> _What the task asks_
In the listing below, locate the lines that hold the string "this". Copy those lines.

↓

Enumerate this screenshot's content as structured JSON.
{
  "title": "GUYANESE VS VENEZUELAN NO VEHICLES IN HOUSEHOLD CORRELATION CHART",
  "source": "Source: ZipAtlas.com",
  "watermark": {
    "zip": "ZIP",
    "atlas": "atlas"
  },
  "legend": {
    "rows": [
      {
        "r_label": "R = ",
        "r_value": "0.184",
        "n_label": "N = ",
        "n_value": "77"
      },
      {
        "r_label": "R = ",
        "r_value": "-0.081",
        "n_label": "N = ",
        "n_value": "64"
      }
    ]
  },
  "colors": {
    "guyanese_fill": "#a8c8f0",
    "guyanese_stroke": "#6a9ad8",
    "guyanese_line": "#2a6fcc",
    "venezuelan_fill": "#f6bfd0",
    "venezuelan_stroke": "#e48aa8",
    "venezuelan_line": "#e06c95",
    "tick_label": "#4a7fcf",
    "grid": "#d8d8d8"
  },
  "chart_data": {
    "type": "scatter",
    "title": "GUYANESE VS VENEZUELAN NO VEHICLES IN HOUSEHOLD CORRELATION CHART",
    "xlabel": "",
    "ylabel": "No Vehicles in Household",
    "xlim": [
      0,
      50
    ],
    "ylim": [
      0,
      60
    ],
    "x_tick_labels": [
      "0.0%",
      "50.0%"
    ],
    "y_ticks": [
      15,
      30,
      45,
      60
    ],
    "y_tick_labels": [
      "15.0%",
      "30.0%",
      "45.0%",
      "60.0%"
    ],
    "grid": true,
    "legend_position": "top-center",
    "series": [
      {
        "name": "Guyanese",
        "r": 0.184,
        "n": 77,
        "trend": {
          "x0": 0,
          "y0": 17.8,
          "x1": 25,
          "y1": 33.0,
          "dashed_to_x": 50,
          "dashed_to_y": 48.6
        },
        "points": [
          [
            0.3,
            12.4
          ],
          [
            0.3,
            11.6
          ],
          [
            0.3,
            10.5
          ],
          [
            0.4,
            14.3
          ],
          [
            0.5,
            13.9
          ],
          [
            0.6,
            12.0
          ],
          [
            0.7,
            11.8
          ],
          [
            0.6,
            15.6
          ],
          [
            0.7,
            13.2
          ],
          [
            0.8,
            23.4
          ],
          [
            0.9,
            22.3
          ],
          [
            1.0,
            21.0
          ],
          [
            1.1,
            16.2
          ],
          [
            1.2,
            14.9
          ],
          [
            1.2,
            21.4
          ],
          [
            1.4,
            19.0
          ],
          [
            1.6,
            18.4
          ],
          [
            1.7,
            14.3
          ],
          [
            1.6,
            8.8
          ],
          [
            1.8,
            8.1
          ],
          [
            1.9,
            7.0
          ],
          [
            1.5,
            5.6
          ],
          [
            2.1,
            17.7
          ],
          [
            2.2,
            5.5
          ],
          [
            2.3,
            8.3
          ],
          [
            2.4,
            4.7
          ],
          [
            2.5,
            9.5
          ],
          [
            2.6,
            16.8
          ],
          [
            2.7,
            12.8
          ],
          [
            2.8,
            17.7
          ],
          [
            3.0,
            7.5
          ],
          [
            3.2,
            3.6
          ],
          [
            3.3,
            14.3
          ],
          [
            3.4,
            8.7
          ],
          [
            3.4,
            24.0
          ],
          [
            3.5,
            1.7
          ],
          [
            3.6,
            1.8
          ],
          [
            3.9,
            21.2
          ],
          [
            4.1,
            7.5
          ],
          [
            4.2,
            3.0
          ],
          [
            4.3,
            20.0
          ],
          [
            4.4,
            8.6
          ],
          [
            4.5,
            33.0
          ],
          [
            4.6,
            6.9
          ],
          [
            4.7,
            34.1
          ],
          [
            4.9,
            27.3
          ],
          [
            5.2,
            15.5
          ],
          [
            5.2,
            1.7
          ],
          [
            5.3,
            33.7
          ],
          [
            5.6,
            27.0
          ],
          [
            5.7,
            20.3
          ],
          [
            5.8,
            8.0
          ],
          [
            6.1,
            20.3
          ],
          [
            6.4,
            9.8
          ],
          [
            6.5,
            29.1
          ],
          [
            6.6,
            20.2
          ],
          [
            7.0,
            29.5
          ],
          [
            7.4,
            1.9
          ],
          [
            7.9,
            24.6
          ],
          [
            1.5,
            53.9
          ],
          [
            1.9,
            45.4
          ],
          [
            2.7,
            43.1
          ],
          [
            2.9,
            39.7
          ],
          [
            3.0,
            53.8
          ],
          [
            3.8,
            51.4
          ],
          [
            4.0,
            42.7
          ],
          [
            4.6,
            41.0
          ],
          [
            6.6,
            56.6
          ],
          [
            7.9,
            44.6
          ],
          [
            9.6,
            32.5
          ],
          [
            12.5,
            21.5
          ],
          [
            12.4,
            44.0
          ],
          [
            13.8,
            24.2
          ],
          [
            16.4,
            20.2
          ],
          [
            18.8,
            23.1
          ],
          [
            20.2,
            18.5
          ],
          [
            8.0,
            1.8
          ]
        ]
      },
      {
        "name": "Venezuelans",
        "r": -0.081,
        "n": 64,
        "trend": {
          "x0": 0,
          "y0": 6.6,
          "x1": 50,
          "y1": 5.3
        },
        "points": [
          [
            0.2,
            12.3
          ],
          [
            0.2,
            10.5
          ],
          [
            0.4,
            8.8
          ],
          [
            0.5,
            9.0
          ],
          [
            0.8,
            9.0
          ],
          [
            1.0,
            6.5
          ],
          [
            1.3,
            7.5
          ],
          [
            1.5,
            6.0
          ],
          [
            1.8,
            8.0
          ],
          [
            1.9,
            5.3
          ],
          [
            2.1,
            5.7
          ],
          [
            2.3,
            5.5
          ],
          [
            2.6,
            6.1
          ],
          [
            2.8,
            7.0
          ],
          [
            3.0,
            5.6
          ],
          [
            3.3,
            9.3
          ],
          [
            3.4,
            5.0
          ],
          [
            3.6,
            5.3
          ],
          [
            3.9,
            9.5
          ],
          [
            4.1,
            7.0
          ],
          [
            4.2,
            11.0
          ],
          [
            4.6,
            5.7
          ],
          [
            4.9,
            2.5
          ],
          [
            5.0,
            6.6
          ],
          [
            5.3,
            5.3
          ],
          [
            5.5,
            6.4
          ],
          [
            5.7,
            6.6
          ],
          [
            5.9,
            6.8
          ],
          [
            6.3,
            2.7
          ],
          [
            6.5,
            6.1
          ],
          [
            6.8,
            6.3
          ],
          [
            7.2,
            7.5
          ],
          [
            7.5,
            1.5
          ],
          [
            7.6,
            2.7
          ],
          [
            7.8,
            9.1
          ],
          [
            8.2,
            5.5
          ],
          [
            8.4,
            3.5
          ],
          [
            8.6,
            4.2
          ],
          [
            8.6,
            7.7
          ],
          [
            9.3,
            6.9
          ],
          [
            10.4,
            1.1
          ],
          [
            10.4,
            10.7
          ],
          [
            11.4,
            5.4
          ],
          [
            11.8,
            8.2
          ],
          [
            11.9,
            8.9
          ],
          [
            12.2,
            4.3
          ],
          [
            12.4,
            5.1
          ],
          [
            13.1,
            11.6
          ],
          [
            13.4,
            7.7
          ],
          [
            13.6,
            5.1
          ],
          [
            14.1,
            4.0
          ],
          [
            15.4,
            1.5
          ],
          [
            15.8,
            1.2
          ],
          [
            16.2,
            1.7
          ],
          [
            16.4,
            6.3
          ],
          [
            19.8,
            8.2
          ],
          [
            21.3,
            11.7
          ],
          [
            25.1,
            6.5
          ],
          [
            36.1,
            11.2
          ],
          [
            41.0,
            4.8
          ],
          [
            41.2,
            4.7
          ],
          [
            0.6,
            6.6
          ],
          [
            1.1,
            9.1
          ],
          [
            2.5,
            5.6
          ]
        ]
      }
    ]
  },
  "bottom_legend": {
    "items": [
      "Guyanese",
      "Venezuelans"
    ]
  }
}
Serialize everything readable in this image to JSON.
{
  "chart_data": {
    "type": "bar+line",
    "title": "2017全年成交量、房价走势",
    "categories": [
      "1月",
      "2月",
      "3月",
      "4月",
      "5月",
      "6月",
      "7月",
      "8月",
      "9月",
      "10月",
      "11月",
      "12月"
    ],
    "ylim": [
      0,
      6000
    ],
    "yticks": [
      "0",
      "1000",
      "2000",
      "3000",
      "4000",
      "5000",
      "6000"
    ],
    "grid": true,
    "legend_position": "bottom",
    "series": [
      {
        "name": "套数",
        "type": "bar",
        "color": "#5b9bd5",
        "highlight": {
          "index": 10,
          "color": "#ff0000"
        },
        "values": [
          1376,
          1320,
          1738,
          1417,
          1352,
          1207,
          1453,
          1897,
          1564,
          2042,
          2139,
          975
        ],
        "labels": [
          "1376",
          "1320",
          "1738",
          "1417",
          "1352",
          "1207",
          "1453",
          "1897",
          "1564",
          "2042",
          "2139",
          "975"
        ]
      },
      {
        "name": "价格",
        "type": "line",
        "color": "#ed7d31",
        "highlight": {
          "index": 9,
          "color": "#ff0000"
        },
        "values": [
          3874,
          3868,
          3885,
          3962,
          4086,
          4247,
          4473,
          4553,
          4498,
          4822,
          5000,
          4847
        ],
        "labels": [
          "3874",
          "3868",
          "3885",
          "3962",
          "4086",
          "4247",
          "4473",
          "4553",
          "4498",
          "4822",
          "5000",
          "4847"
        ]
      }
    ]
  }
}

↑

> _Finished task_
Enumerate this screenshot's content as structured JSON.
Serialize everything readable in this image to JSON.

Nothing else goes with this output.